_TO DO:_ Retype every line of the items below without changing anything, and leave the pictures out of your answer.

_SOURCE DATA:_
• • • •
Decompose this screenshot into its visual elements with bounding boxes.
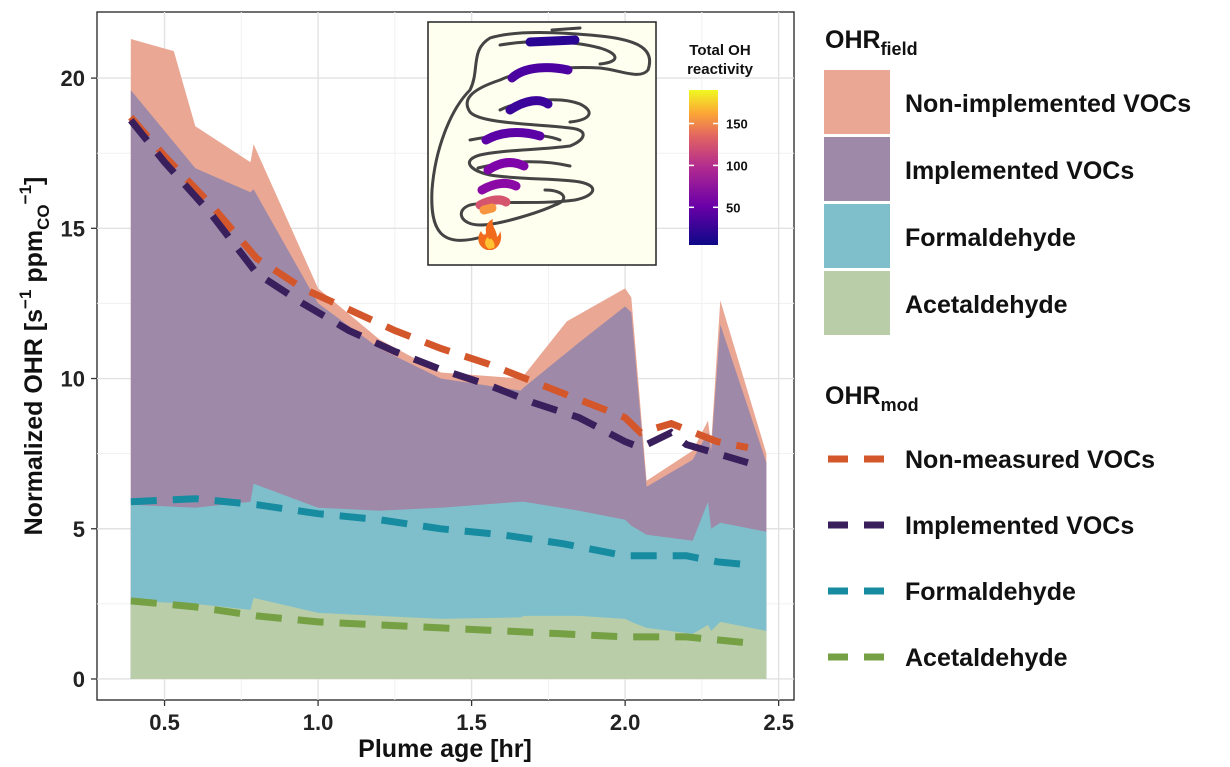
- legend-label-field: Formaldehyde: [905, 224, 1076, 252]
- model-lines: [128, 114, 749, 647]
- colorbar-tick-label: 150: [726, 117, 748, 132]
- colorbar-tick-label: 50: [726, 200, 740, 215]
- legend-swatch-field: [824, 271, 890, 335]
- legend-label-field: Non-implemented VOCs: [905, 90, 1191, 118]
- legend-label-mod: Implemented VOCs: [905, 512, 1134, 540]
- line-implemented-vocs: [128, 118, 749, 467]
- inset-frame: [427, 21, 657, 266]
- track-segment: [477, 178, 521, 195]
- colorbar-title-line1: Total OH: [689, 42, 750, 59]
- legend-field-title: OHRfield: [825, 26, 918, 59]
- legend-label-field: Acetaldehyde: [905, 291, 1068, 319]
- legend-label-mod: Formaldehyde: [905, 578, 1076, 606]
- colorbar: [689, 90, 718, 245]
- colorbar-ticks: 50 100 150: [689, 117, 748, 215]
- x-tick-label: 1.5: [456, 710, 487, 735]
- x-tick-label: 0.5: [149, 710, 180, 735]
- x-axis-ticks: 0.5 1.0 1.5 2.0 2.5: [149, 700, 794, 735]
- colorbar-tick-label: 100: [726, 158, 748, 173]
- legend-mod-title: OHRmod: [825, 382, 919, 415]
- y-axis-title-main: Normalized OHR [s: [20, 309, 48, 535]
- legend-field-title-sub: field: [881, 39, 918, 59]
- colorbar-title-line2: reactivity: [687, 61, 754, 78]
- legend-mod-title-sub: mod: [881, 395, 919, 415]
- y-axis-title-sup: −1: [16, 290, 35, 309]
- track-segment: [481, 128, 545, 145]
- legend-field-title-main: OHR: [825, 26, 881, 54]
- legend-label-mod: Non-measured VOCs: [905, 446, 1155, 474]
- field-areas: [130, 39, 767, 680]
- legend-swatch-field: [824, 204, 890, 268]
- inset-map: 50 100 150 Total OH reactivity: [427, 21, 754, 266]
- x-tick-label: 1.0: [303, 710, 334, 735]
- line-non-measured-vocs: [128, 114, 749, 452]
- track-segment: [483, 158, 529, 175]
- fire-icon: [478, 219, 502, 250]
- x-tick-label: 2.5: [763, 710, 794, 735]
- line-formaldehyde: [130, 495, 749, 569]
- legend-swatch-field: [824, 137, 890, 201]
- legend-mod-entries: Non-measured VOCs Implemented VOCs Formald…: [828, 446, 1155, 672]
- track-segment: [479, 203, 497, 215]
- y-axis-title: Normalized OHR [s−1 ppmCO−1]: [16, 177, 53, 536]
- x-axis-title: Plume age [hr]: [358, 735, 532, 763]
- y-axis-title-mid: ppm: [20, 230, 48, 290]
- track-segment: [475, 195, 511, 210]
- area-acetaldehyde: [130, 597, 767, 679]
- legend-mod-title-main: OHR: [825, 382, 881, 410]
- track-segment: [525, 35, 580, 47]
- y-axis-title-end: ]: [20, 177, 48, 185]
- x-tick-label: 2.0: [610, 710, 641, 735]
- legend-swatch-field: [824, 70, 890, 134]
- y-tick-label: 10: [61, 367, 85, 392]
- y-tick-label: 20: [61, 66, 85, 91]
- y-axis-title-sup2: −1: [16, 185, 35, 204]
- track-segment: [507, 63, 573, 83]
- legend: OHRfield Non-implemented VOCsImplemented…: [824, 26, 1191, 672]
- legend-label-mod: Acetaldehyde: [905, 644, 1068, 672]
- legend-field-entries: Non-implemented VOCs Implemented VOCs Form…: [824, 70, 1191, 335]
- y-tick-label: 15: [61, 216, 85, 241]
- legend-label-field: Implemented VOCs: [905, 157, 1134, 185]
- y-axis-ticks: 0 5 10 15 20: [61, 66, 97, 692]
- y-tick-label: 5: [73, 517, 85, 542]
- line-acetaldehyde: [130, 597, 749, 647]
- y-tick-label: 0: [73, 667, 85, 692]
- colored-track-segments: [475, 35, 580, 215]
- track-segment: [505, 96, 553, 115]
- y-axis-title-sub: CO: [34, 204, 53, 230]
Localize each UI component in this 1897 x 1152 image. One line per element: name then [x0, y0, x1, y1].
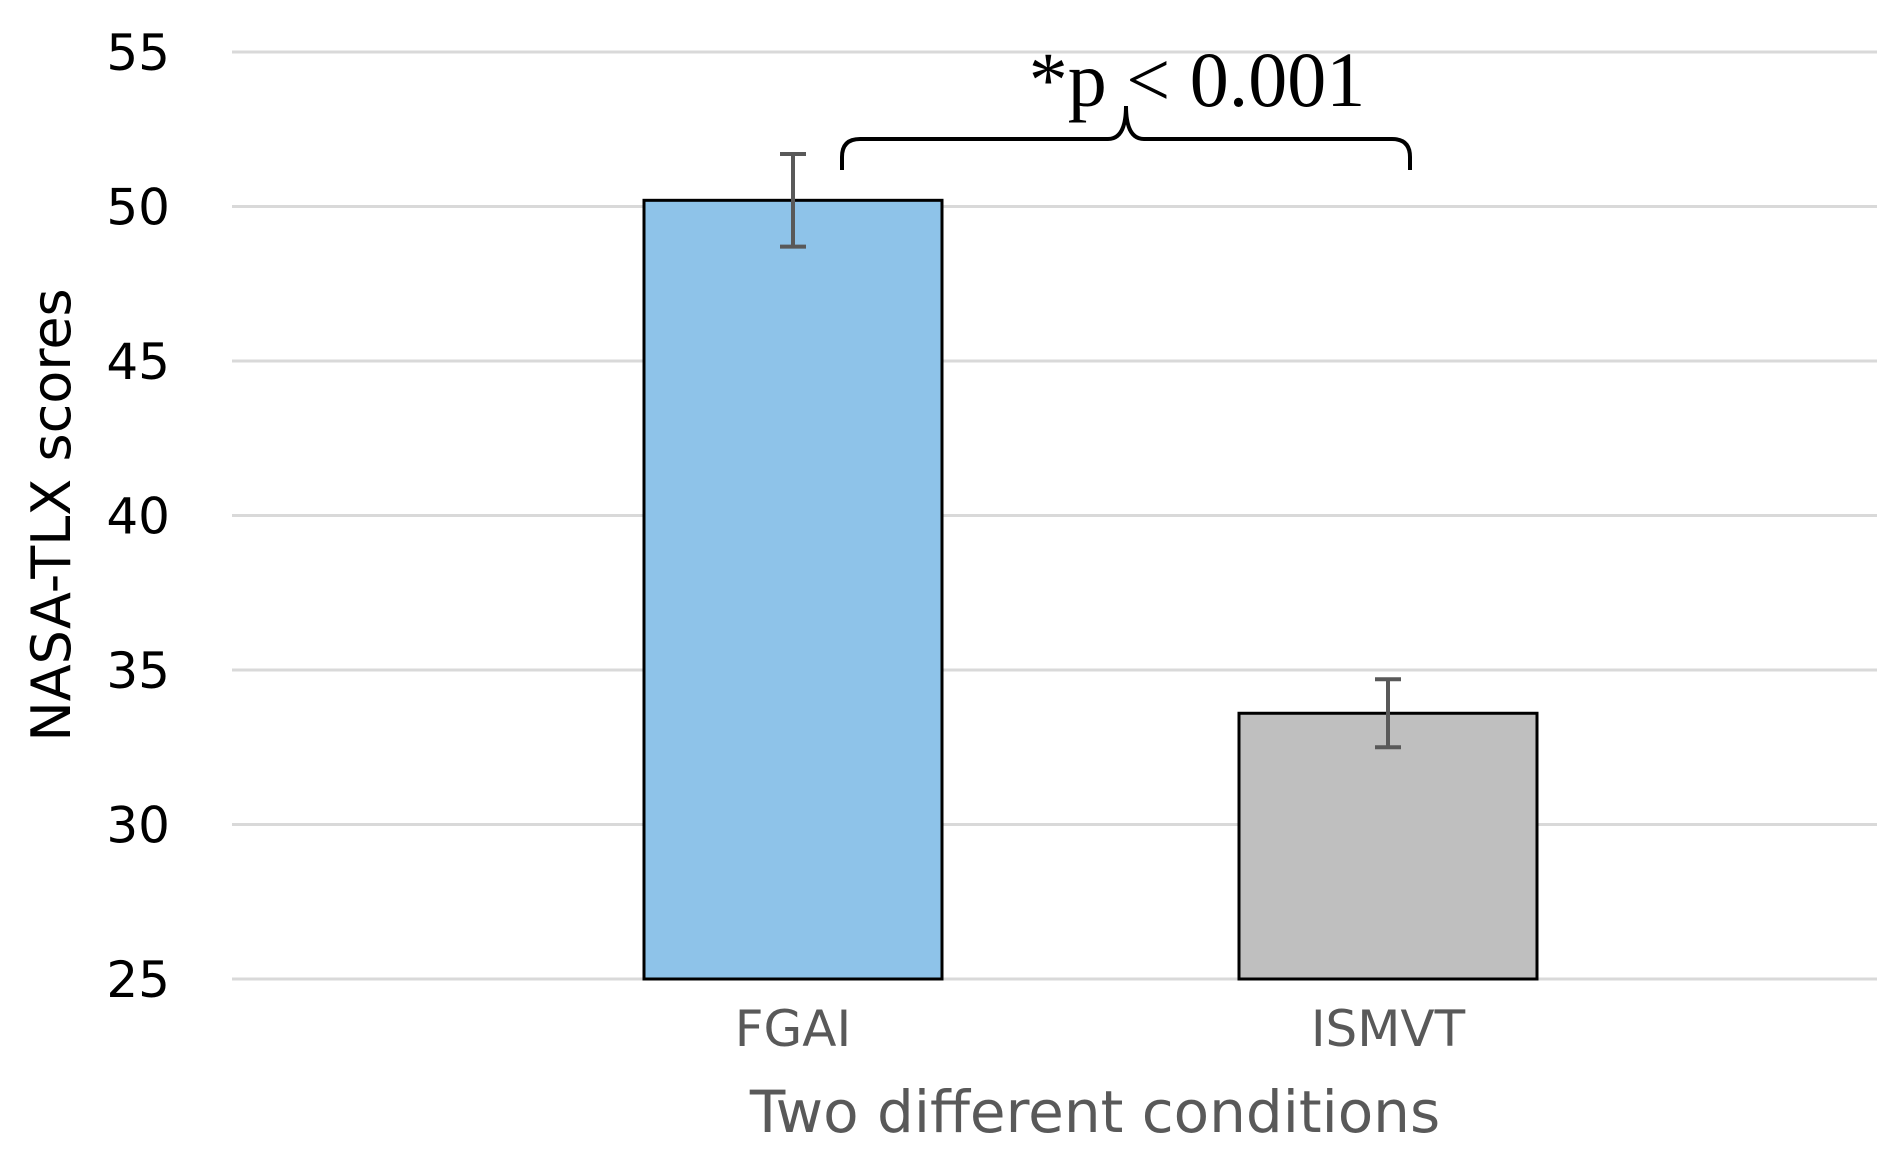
- y-tick-label-30: 30: [106, 797, 170, 855]
- error-bars: [780, 151, 1401, 750]
- y-tick-label-55: 55: [106, 24, 170, 82]
- y-tick-label-35: 35: [106, 642, 170, 700]
- error-bar-ismvt: [1375, 677, 1401, 750]
- x-axis-ticks: FGAI ISMVT: [735, 1000, 1466, 1058]
- y-tick-label-45: 45: [106, 333, 170, 391]
- bracket-line: [840, 105, 1412, 170]
- y-axis-title: NASA-TLX scores: [20, 288, 83, 741]
- x-tick-label-ismvt: ISMVT: [1311, 1000, 1466, 1058]
- x-tick-label-fgai: FGAI: [735, 1000, 851, 1058]
- bar-fgai: [642, 198, 944, 981]
- y-tick-label-50: 50: [106, 179, 170, 237]
- y-tick-label-40: 40: [106, 488, 170, 546]
- gridlines: [232, 50, 1877, 981]
- significance-label: *p < 0.001: [1029, 36, 1366, 123]
- bars: [642, 198, 1539, 981]
- y-tick-label-25: 25: [106, 951, 170, 1009]
- y-axis-ticks: 25 30 35 40 45 50 55: [106, 24, 170, 1009]
- x-axis-title: Two different conditions: [749, 1078, 1440, 1146]
- significance-bracket: *p < 0.001: [840, 36, 1412, 170]
- bar-ismvt: [1237, 711, 1539, 981]
- error-bar-fgai: [780, 151, 806, 249]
• • • •
_THE RESULT:_
Decompose this screenshot into its visual elements with bounding boxes.
- legend-label-field: Formaldehyde: [905, 224, 1076, 252]
- model-lines: [128, 114, 749, 647]
- colorbar-tick-label: 150: [726, 117, 748, 132]
- colorbar-tick-label: 50: [726, 200, 740, 215]
- legend-swatch-field: [824, 271, 890, 335]
- legend-label-field: Non-implemented VOCs: [905, 90, 1191, 118]
- legend-label-mod: Implemented VOCs: [905, 512, 1134, 540]
- line-implemented-vocs: [128, 118, 749, 467]
- inset-frame: [427, 21, 657, 266]
- track-segment: [477, 178, 521, 195]
- colorbar-title-line1: Total OH: [689, 42, 750, 59]
- legend-field-title: OHRfield: [825, 26, 918, 59]
- legend-label-field: Acetaldehyde: [905, 291, 1068, 319]
- legend-label-mod: Formaldehyde: [905, 578, 1076, 606]
- colorbar: [689, 90, 718, 245]
- colorbar-ticks: 50 100 150: [689, 117, 748, 215]
- x-tick-label: 1.5: [456, 710, 487, 735]
- x-tick-label: 0.5: [149, 710, 180, 735]
- x-axis-ticks: 0.5 1.0 1.5 2.0 2.5: [149, 700, 794, 735]
- colorbar-tick-label: 100: [726, 158, 748, 173]
- legend-mod-title: OHRmod: [825, 382, 919, 415]
- y-axis-title-main: Normalized OHR [s: [20, 309, 48, 535]
- legend-field-title-sub: field: [881, 39, 918, 59]
- colorbar-title-line2: reactivity: [687, 61, 754, 78]
- legend-mod-title-sub: mod: [881, 395, 919, 415]
- y-axis-title-sup: −1: [16, 290, 35, 309]
- track-segment: [481, 128, 545, 145]
- legend-field-title-main: OHR: [825, 26, 881, 54]
- legend-label-mod: Non-measured VOCs: [905, 446, 1155, 474]
- field-areas: [130, 39, 767, 680]
- legend-swatch-field: [824, 204, 890, 268]
- inset-map: 50 100 150 Total OH reactivity: [427, 21, 754, 266]
- x-tick-label: 1.0: [303, 710, 334, 735]
- line-non-measured-vocs: [128, 114, 749, 452]
- track-segment: [483, 158, 529, 175]
- fire-icon: [478, 219, 502, 250]
- x-tick-label: 2.5: [763, 710, 794, 735]
- line-formaldehyde: [130, 495, 749, 569]
- legend-swatch-field: [824, 137, 890, 201]
- legend-mod-entries: Non-measured VOCs Implemented VOCs Formald…: [828, 446, 1155, 672]
- track-segment: [479, 203, 497, 215]
- y-axis-title: Normalized OHR [s−1 ppmCO−1]: [16, 177, 53, 536]
- x-axis-title: Plume age [hr]: [358, 735, 532, 763]
- y-axis-title-mid: ppm: [20, 230, 48, 290]
- track-segment: [475, 195, 511, 210]
- area-acetaldehyde: [130, 597, 767, 679]
- legend-mod-title-main: OHR: [825, 382, 881, 410]
- track-segment: [525, 35, 580, 47]
- y-axis-title-end: ]: [20, 177, 48, 185]
- x-tick-label: 2.0: [610, 710, 641, 735]
- legend-swatch-field: [824, 70, 890, 134]
- y-tick-label: 10: [61, 367, 85, 392]
- y-tick-label: 20: [61, 66, 85, 91]
- y-axis-title-sup2: −1: [16, 185, 35, 204]
- track-segment: [507, 63, 573, 83]
- legend: OHRfield Non-implemented VOCsImplemented…: [824, 26, 1191, 672]
- legend-label-mod: Acetaldehyde: [905, 644, 1068, 672]
- legend-field-entries: Non-implemented VOCs Implemented VOCs Form…: [824, 70, 1191, 335]
- y-tick-label: 15: [61, 216, 85, 241]
- legend-label-field: Implemented VOCs: [905, 157, 1134, 185]
- y-axis-ticks: 0 5 10 15 20: [61, 66, 97, 692]
- y-tick-label: 5: [73, 517, 85, 542]
- line-acetaldehyde: [130, 597, 749, 647]
- y-tick-label: 0: [73, 667, 85, 692]
- colored-track-segments: [475, 35, 580, 215]
- track-segment: [505, 96, 553, 115]
- y-axis-title-sub: CO: [34, 204, 53, 230]
Localize each UI component in this 1897 x 1152 image. One line per element: name then [x0, y0, x1, y1].
- y-tick-label-30: 30: [106, 797, 170, 855]
- error-bars: [780, 151, 1401, 750]
- y-tick-label-55: 55: [106, 24, 170, 82]
- y-tick-label-35: 35: [106, 642, 170, 700]
- error-bar-ismvt: [1375, 677, 1401, 750]
- x-axis-ticks: FGAI ISMVT: [735, 1000, 1466, 1058]
- y-tick-label-45: 45: [106, 333, 170, 391]
- bracket-line: [840, 105, 1412, 170]
- y-axis-title: NASA-TLX scores: [20, 288, 83, 741]
- x-tick-label-ismvt: ISMVT: [1311, 1000, 1466, 1058]
- x-tick-label-fgai: FGAI: [735, 1000, 851, 1058]
- bar-fgai: [642, 198, 944, 981]
- y-tick-label-50: 50: [106, 179, 170, 237]
- y-tick-label-40: 40: [106, 488, 170, 546]
- gridlines: [232, 50, 1877, 981]
- significance-label: *p < 0.001: [1029, 36, 1366, 123]
- bars: [642, 198, 1539, 981]
- y-tick-label-25: 25: [106, 951, 170, 1009]
- y-axis-ticks: 25 30 35 40 45 50 55: [106, 24, 170, 1009]
- x-axis-title: Two different conditions: [749, 1078, 1440, 1146]
- significance-bracket: *p < 0.001: [840, 36, 1412, 170]
- bar-ismvt: [1237, 711, 1539, 981]
- error-bar-fgai: [780, 151, 806, 249]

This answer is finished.